**Problem:**
From the listing that follows, output everything exactly except the pictures.

-- Start --

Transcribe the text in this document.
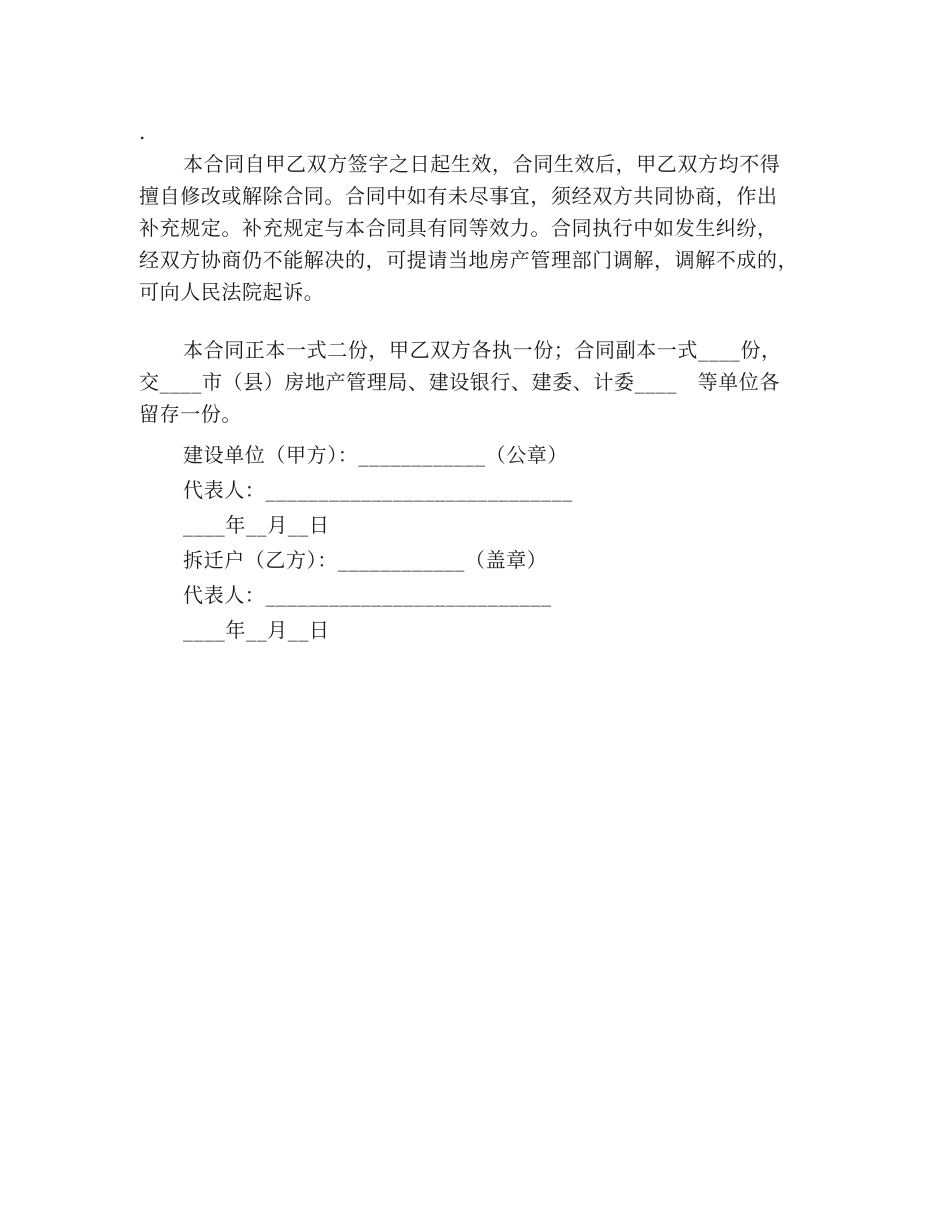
.
本合同自甲乙双方签字之日起生效，合同生效后，甲乙双方均不得
擅自修改或解除合同。合同中如有未尽事宜，须经双方共同协商，作出
补充规定。补充规定与本合同具有同等效力。合同执行中如发生纠纷，
经双方协商仍不能解决的，可提请当地房产管理部门调解，调解不成的，
可向人民法院起诉。
本合同正本一式二份，甲乙双方各执一份；合同副本一式____份，
交____市（县）房地产管理局、建设银行、建委、计委____　等单位各
留存一份。
建设单位（甲方）：____________（公章）
代表人：_____________________________
____年__月__日
拆迁户（乙方）：____________（盖章）
代表人：___________________________
____年__月__日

-- End --

**Exercise answer:**
Transcribe the text in this document.
.
本合同自甲乙双方签字之日起生效，合同生效后，甲乙双方均不得
擅自修改或解除合同。合同中如有未尽事宜，须经双方共同协商，作出
补充规定。补充规定与本合同具有同等效力。合同执行中如发生纠纷，
经双方协商仍不能解决的，可提请当地房产管理部门调解，调解不成的，
可向人民法院起诉。
本合同正本一式二份，甲乙双方各执一份；合同副本一式____份，
交____市（县）房地产管理局、建设银行、建委、计委____　等单位各
留存一份。
建设单位（甲方）：____________（公章）
代表人：_____________________________
____年__月__日
拆迁户（乙方）：____________（盖章）
代表人：___________________________
____年__月__日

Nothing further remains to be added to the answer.